## BEGIN Dataset records
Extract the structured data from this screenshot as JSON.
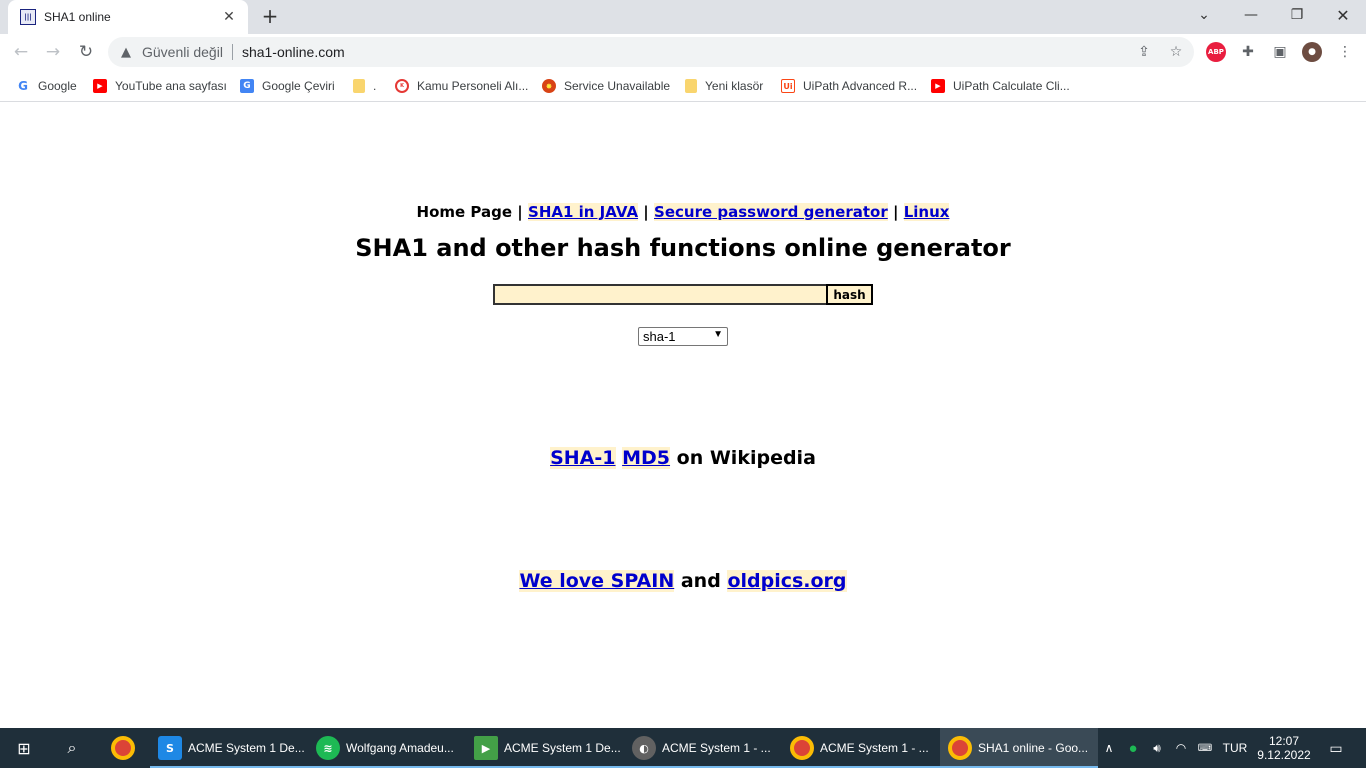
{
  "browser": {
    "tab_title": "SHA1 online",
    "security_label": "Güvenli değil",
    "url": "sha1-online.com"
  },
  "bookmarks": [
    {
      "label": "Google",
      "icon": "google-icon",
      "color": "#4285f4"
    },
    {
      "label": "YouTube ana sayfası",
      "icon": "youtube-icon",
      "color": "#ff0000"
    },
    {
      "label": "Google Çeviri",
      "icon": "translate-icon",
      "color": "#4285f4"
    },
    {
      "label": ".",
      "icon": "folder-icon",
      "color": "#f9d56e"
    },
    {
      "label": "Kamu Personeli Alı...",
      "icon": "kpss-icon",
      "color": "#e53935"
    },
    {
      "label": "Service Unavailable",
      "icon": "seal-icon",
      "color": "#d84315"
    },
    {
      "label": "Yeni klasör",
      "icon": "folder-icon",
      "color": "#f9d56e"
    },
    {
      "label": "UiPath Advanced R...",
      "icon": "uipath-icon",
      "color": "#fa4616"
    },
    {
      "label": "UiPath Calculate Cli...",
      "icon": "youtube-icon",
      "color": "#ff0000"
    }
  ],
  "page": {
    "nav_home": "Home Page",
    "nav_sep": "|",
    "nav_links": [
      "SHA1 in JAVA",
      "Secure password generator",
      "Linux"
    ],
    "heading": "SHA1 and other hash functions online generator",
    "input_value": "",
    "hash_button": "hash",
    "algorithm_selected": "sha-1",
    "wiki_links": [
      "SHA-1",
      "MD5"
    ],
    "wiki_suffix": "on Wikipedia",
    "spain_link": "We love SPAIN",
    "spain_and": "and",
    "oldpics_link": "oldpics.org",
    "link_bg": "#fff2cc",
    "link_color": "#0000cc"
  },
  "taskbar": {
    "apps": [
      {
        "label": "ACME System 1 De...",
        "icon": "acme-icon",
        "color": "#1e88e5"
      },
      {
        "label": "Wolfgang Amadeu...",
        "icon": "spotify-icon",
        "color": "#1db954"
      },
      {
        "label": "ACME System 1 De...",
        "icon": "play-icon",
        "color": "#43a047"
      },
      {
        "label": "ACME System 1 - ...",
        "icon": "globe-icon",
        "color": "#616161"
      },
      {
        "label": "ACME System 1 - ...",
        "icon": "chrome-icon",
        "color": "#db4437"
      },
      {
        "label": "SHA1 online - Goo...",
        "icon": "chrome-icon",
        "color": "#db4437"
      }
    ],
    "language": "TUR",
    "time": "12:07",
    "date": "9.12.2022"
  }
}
## END Dataset records
Objective >> Only the number is wanted: how many lines in the entries above contain the string "generator"?

The answer >> 2